▶ 課題:
a: 本文のうち、「2025.08.14更新」から始まり「うな拍手喝采が起こっていた。」までの部分を書き写してください。
b: 本文によると、宇宙船を再現した舞台のセットは何で作られたとされていますか。

▶ 本文:
--------

第17回
リプリー、あいにくのコメディね。
2025.08.14更新
ある動画をふと見た。
たまたまネットの海から打ち寄せたもの。それはアメリカの高校生たちの演劇発表会。
やっていたのは、映画「エイリアン」の演劇版アレンジ。というかコピー。コピーバンドをやるようなもんなのかな。アメリカの高校生たちはコピー演劇をやる。知らないけど。
往年のあのいかついエイリアン(成体のやつ。ゼノモーフって言うんですね)が、たいへんなクオリティで舞台に現れ、観客は「ヒュー!」と熱狂していた。宇宙船を愚直に再現しようとしたセットは、段ボールや廃材で作ったそう。映画中の名シーンが、さながら仮装大賞のような創意工夫で演じられるたび、動画を覆うような拍手喝采が起こっていた。

--------

▶ 行一覧:
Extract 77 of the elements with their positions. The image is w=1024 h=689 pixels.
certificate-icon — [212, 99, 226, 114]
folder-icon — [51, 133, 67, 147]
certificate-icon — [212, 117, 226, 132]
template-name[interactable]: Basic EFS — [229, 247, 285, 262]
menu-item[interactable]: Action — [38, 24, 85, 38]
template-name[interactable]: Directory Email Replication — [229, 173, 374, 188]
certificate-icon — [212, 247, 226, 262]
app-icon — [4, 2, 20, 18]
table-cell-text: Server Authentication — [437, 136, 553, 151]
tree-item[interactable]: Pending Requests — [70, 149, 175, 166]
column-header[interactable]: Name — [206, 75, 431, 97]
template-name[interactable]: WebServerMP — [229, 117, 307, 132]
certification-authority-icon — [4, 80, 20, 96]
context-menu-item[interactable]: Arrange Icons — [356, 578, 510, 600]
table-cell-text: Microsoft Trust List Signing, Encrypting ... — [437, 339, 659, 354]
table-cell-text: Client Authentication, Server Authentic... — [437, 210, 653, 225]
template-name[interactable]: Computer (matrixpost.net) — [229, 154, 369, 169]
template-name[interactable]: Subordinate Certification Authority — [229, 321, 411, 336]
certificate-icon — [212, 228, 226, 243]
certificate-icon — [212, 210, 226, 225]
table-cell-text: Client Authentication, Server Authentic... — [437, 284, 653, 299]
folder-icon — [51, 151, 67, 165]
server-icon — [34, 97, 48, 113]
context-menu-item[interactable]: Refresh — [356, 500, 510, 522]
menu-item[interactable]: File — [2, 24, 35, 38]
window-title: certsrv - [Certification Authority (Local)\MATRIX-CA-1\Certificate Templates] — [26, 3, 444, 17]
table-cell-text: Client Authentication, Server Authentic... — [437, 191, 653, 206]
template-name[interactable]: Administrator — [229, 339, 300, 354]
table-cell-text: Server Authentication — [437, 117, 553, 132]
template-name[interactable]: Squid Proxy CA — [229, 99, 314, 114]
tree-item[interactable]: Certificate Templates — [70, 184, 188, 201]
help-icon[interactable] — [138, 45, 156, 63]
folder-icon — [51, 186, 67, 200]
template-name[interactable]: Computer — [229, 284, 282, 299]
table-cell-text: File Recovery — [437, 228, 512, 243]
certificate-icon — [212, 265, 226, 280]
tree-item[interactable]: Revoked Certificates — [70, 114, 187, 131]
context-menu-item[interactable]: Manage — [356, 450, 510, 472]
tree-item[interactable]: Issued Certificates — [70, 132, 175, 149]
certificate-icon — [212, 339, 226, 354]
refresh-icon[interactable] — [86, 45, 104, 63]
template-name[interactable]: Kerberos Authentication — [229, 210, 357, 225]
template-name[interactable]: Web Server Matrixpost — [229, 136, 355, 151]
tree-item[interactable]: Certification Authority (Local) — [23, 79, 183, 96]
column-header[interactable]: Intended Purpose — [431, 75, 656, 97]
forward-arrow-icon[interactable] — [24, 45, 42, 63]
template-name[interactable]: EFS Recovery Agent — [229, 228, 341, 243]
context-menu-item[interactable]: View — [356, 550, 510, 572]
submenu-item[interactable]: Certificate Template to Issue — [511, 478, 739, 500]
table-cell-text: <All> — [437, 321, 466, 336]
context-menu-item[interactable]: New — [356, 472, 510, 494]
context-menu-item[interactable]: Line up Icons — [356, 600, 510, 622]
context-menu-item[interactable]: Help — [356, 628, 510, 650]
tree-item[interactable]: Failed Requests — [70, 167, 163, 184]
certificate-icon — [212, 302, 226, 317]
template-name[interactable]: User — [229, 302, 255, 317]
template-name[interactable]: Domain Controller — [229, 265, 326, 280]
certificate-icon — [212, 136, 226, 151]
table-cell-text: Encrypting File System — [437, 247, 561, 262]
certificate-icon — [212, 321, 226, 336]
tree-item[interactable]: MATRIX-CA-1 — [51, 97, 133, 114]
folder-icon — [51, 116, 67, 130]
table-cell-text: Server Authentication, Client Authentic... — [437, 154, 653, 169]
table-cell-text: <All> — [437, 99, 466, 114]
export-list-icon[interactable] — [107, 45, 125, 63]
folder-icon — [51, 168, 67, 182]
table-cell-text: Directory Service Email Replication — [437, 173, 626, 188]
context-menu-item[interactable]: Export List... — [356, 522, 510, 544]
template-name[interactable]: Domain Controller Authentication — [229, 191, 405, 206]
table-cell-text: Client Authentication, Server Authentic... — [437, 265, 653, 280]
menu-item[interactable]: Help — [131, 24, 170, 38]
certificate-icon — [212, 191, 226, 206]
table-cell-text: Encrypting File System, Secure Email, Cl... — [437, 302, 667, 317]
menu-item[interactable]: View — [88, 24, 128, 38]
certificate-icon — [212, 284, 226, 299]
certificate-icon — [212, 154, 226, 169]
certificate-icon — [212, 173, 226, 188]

--------

▶ 解答:
a:
2025.08.14更新
ある動画をふと見た。
たまたまネットの海から打ち寄せたもの。それはアメリカの高校生たちの演劇発表会。
やっていたのは、映画「エイリアン」の演劇版アレンジ。というかコピー。コピーバンドをやるようなもんなのかな。アメリカの高校生たちはコピー演劇をやる。知らないけど。
往年のあのいかついエイリアン(成体のやつ。ゼノモーフって言うんですね)が、たいへんなクオリティで舞台に現れ、観客は「ヒュー!」と熱狂していた。宇宙船を愚直に再現しようとしたセットは、段ボールや廃材で作ったそう。映画中の名シーンが、さながら仮装大賞のような創意工夫で演じられるたび、動画を覆うような拍手喝采が起こっていた。

b: 段ボールや廃材